— Start Supplied information —
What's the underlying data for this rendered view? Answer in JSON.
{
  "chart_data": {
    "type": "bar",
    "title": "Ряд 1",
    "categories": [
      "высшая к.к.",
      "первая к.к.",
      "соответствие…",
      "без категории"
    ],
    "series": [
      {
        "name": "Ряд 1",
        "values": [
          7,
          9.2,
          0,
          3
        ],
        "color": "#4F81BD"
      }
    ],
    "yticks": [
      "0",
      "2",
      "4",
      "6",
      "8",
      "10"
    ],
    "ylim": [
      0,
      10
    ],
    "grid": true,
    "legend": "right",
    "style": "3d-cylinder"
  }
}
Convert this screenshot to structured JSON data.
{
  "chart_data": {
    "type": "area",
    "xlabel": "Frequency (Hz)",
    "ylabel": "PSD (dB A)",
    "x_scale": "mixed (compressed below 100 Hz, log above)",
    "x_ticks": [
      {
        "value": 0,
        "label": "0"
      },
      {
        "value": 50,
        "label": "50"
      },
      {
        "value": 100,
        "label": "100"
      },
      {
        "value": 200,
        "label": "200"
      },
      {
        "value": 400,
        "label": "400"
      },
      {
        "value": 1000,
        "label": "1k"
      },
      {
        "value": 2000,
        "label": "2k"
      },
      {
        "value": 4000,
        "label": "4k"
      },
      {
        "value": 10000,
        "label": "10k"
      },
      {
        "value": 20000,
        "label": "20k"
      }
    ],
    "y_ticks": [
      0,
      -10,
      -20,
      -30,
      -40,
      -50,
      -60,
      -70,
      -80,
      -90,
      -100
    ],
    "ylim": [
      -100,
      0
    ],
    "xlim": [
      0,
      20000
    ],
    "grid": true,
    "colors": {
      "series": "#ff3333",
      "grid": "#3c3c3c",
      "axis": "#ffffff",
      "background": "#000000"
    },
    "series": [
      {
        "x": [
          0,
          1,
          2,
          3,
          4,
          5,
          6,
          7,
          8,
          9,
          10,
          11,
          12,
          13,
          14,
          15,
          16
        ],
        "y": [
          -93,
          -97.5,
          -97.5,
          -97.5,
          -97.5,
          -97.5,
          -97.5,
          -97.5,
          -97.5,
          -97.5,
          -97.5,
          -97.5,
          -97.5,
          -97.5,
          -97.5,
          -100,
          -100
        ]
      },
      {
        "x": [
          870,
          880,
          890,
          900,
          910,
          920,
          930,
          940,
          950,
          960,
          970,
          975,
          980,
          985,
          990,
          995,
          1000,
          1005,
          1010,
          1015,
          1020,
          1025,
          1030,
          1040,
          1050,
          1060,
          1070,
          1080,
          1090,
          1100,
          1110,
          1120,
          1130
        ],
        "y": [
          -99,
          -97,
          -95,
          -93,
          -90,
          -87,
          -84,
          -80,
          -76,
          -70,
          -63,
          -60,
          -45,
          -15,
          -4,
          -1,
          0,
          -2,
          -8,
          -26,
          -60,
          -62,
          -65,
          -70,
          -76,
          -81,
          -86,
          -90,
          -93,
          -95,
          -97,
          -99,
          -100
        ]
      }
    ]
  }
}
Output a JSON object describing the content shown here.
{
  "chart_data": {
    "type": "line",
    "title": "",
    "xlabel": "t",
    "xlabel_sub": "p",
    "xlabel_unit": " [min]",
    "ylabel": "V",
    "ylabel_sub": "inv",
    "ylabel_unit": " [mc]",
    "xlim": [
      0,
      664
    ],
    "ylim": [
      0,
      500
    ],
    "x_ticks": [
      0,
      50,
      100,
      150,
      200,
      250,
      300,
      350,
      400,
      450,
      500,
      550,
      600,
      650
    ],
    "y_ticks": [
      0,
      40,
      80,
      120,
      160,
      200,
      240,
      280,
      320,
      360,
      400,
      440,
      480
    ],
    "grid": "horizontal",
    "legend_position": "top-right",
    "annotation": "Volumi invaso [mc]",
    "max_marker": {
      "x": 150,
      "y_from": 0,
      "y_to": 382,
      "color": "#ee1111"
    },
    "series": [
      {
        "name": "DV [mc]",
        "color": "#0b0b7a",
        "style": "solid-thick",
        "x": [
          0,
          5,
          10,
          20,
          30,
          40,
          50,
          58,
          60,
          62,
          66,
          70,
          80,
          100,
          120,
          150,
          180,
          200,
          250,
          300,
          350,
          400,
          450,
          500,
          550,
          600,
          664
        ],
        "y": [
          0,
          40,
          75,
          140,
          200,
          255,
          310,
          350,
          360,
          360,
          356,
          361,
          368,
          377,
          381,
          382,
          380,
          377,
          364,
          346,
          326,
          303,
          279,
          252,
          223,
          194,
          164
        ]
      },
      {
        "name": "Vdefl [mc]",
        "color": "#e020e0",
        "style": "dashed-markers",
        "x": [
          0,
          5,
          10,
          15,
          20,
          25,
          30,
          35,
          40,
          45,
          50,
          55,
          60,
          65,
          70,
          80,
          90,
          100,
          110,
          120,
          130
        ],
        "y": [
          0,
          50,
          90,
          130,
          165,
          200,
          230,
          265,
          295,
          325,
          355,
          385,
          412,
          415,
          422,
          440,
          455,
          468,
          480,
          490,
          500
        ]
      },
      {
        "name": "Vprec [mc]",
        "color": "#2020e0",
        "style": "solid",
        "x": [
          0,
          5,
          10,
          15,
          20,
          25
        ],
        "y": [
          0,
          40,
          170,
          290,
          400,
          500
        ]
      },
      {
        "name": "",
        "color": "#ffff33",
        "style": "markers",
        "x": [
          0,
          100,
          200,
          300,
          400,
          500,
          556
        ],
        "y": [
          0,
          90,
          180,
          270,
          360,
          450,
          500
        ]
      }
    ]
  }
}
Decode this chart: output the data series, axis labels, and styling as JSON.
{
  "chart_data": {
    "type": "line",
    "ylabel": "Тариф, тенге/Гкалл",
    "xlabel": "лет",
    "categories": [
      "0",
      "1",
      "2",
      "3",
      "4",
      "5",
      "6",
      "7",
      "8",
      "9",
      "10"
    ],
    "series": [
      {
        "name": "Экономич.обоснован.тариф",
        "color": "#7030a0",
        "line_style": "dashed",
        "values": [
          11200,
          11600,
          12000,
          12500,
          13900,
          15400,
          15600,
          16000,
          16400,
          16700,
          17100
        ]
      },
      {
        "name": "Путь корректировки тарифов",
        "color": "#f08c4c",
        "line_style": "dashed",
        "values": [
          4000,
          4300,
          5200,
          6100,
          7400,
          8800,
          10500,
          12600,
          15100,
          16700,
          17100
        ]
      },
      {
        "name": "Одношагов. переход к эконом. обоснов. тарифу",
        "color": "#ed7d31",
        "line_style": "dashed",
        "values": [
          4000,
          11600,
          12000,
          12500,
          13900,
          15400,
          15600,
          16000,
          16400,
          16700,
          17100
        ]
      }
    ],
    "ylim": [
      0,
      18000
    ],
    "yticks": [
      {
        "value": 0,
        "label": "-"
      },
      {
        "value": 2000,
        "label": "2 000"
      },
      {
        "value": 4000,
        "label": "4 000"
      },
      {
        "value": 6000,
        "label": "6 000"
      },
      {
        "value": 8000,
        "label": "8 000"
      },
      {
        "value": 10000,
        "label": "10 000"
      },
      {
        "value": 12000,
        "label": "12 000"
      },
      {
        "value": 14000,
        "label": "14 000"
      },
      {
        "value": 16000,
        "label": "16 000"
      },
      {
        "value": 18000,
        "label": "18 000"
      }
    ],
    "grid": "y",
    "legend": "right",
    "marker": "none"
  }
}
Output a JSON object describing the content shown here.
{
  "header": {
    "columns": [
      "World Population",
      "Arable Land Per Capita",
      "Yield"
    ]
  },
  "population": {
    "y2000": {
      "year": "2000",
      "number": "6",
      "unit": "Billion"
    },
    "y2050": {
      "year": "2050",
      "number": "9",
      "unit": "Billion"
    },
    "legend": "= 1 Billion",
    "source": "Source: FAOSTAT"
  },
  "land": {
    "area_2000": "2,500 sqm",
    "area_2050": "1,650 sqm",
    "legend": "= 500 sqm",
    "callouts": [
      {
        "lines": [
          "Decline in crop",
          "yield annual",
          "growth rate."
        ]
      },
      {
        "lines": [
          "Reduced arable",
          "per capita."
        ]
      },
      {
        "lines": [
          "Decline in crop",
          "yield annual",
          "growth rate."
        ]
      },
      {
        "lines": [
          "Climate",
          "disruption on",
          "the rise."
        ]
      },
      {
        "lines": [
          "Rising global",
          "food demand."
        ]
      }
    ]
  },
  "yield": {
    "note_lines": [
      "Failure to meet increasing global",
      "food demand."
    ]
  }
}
— End Supplied information —
**Given problem**
Gather each line from the entries above that includes the word "this".

**Solved exercise**
What's the underlying data for this rendered view? Answer in JSON.
Convert this screenshot to structured JSON data.
Decode this chart: output the data series, axis labels, and styling as JSON.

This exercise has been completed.